Start of Supplied material

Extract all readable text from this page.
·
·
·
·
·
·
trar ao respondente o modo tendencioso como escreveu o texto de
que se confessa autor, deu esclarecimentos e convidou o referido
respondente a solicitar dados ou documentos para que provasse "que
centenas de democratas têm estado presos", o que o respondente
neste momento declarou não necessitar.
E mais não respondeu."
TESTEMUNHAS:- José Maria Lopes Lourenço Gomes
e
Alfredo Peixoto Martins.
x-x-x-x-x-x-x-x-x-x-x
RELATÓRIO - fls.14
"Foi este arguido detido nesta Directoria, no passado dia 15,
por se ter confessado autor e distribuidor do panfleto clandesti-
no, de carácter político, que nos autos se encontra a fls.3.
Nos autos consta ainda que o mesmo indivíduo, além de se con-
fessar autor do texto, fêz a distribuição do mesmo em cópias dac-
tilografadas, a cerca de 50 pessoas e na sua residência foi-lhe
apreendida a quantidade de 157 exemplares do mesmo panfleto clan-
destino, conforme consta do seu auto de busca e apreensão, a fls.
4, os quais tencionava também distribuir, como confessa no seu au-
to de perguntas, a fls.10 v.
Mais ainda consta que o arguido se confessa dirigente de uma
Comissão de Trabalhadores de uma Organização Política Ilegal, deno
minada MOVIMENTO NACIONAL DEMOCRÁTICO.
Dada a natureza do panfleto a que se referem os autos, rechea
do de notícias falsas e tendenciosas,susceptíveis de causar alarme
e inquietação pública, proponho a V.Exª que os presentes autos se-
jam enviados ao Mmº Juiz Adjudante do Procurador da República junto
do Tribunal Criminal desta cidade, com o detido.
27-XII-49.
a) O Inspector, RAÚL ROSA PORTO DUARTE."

End of Supplied material

Description of the task — Among the entries, how many lines include the word "ainda"? Answer with a single number and nothing further.

The result — 2